[Records from a dataset]

---

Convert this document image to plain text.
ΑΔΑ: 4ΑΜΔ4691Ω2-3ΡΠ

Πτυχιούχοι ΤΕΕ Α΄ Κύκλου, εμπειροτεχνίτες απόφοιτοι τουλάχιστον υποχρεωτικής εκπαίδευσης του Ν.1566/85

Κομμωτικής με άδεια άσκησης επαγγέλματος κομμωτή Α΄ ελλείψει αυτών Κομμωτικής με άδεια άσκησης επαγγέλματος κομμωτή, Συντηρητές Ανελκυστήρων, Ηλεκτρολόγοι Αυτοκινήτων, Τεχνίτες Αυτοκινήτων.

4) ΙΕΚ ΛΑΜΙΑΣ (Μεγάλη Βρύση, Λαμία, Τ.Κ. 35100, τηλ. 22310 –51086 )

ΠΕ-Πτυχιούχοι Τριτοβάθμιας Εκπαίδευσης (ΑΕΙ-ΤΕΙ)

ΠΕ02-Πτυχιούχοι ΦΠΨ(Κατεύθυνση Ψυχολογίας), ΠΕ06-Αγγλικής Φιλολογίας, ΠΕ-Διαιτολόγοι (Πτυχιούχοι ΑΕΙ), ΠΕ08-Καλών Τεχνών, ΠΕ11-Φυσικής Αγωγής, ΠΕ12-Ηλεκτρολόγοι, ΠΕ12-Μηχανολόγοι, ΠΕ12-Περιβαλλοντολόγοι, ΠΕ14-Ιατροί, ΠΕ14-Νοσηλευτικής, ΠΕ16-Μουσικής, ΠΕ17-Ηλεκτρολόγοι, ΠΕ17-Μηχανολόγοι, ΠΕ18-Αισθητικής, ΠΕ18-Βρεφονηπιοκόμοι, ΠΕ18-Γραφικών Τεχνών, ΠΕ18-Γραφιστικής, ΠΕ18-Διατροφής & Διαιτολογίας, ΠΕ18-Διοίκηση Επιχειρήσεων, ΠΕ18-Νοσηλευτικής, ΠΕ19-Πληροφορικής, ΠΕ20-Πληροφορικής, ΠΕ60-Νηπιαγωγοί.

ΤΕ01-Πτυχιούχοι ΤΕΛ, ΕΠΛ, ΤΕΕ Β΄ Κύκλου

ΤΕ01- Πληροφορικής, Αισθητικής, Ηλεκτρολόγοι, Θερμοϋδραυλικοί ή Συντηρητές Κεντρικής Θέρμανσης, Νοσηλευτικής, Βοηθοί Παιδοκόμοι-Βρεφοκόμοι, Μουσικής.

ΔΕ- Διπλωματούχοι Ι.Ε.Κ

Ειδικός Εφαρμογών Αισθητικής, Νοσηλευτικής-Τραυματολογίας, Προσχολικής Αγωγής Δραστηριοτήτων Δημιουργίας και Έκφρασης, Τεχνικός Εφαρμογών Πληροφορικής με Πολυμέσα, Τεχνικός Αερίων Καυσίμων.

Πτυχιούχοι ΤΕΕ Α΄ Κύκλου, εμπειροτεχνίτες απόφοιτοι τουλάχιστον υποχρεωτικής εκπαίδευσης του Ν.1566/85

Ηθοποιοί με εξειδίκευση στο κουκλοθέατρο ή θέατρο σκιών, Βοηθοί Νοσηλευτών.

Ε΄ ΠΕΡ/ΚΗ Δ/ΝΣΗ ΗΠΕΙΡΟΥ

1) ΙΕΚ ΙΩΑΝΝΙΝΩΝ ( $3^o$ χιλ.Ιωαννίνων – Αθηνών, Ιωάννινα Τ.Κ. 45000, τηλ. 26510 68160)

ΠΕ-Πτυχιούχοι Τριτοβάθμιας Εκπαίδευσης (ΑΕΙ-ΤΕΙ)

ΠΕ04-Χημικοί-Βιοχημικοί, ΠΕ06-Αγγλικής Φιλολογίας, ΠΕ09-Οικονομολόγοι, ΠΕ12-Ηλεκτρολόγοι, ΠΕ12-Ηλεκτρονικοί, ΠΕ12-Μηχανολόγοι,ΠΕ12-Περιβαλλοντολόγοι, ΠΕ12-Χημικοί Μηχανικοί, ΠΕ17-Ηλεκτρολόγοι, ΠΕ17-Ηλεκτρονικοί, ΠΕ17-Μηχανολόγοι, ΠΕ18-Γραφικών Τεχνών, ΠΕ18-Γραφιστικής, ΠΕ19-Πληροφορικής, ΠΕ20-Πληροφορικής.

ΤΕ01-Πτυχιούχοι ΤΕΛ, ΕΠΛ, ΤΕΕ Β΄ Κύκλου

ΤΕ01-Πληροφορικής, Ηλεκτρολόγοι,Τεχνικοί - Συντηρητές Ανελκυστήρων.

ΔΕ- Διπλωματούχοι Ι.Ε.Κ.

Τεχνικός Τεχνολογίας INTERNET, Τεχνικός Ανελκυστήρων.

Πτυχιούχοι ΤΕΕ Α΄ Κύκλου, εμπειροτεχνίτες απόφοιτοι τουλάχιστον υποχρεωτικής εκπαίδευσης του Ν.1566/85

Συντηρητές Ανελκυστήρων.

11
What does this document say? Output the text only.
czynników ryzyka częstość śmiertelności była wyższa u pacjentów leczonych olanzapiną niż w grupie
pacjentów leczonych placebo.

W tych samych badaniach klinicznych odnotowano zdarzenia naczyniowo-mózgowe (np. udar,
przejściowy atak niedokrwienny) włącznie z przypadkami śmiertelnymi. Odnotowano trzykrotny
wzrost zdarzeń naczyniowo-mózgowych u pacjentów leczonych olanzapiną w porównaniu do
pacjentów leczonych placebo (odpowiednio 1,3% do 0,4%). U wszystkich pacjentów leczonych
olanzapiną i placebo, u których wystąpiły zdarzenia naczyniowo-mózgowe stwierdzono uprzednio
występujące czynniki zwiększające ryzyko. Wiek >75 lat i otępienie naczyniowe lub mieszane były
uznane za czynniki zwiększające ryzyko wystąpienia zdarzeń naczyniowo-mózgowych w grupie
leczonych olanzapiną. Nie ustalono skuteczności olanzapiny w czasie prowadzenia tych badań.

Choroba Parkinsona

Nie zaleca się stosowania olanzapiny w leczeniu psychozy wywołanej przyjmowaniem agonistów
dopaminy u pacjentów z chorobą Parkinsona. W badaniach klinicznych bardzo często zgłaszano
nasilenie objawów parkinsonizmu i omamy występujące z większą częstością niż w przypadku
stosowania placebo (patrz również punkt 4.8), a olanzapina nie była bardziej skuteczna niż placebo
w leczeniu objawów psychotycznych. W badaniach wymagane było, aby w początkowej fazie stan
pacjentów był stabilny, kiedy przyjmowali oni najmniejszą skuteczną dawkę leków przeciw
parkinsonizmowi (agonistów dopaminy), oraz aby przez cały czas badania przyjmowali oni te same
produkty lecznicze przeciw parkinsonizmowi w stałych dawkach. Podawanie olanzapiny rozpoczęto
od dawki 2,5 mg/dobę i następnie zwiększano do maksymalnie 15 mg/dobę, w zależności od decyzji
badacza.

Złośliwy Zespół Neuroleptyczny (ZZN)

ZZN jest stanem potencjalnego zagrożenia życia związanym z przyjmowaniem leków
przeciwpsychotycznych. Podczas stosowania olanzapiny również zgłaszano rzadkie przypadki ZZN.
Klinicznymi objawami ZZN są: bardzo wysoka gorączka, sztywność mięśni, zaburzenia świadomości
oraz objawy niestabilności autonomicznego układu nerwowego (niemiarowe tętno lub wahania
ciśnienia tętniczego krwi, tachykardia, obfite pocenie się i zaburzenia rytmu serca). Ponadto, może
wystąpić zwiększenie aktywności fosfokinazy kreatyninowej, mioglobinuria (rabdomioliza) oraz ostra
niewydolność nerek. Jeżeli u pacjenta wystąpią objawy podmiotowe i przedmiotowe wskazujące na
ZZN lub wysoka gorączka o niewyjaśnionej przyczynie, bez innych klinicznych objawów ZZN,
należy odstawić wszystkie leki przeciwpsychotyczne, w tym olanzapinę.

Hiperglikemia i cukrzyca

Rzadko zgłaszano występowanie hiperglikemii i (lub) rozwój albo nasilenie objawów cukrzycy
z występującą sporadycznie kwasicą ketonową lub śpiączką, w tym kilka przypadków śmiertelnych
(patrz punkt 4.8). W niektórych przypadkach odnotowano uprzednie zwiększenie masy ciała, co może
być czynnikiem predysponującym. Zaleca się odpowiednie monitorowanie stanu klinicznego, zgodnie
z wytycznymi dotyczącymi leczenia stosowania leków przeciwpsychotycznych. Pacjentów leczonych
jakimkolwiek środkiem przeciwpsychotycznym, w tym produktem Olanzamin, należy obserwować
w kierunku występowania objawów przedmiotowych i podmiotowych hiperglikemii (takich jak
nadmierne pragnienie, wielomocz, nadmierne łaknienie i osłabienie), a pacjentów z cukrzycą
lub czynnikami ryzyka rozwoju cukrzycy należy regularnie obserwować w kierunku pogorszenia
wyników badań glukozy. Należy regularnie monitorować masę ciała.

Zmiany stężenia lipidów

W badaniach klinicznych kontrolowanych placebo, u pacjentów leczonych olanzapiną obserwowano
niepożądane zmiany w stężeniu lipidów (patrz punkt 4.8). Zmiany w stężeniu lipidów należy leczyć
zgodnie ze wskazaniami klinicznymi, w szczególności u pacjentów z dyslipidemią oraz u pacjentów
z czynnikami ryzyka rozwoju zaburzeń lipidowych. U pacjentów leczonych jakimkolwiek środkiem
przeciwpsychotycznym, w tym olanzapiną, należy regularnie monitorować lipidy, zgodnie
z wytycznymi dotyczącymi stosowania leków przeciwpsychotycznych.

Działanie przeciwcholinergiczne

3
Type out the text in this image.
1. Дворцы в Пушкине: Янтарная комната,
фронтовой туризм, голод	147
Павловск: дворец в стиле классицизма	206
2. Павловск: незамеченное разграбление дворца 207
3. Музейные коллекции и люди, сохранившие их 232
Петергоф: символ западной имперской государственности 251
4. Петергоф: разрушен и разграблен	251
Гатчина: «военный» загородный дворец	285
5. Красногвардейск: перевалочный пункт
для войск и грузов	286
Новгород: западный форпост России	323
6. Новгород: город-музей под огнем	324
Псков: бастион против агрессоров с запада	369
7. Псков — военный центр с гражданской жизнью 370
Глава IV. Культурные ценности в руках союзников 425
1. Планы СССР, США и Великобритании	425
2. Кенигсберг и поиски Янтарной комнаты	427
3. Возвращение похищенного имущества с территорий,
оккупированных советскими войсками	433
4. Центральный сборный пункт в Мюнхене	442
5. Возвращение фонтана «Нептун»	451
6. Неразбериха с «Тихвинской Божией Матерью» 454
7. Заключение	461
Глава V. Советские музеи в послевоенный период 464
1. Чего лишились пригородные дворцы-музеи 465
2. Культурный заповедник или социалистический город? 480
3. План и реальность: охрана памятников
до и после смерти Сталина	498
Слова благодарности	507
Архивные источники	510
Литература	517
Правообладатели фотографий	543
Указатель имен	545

---

Take every line from the records above that has the word "zdarzenia" and copy it.

W tych samych badaniach klinicznych odnotowano zdarzenia naczyniowo-mózgowe (np. udar,
olanzapiną i placebo, u których wystąpiły zdarzenia naczyniowo-mózgowe stwierdzono uprzednio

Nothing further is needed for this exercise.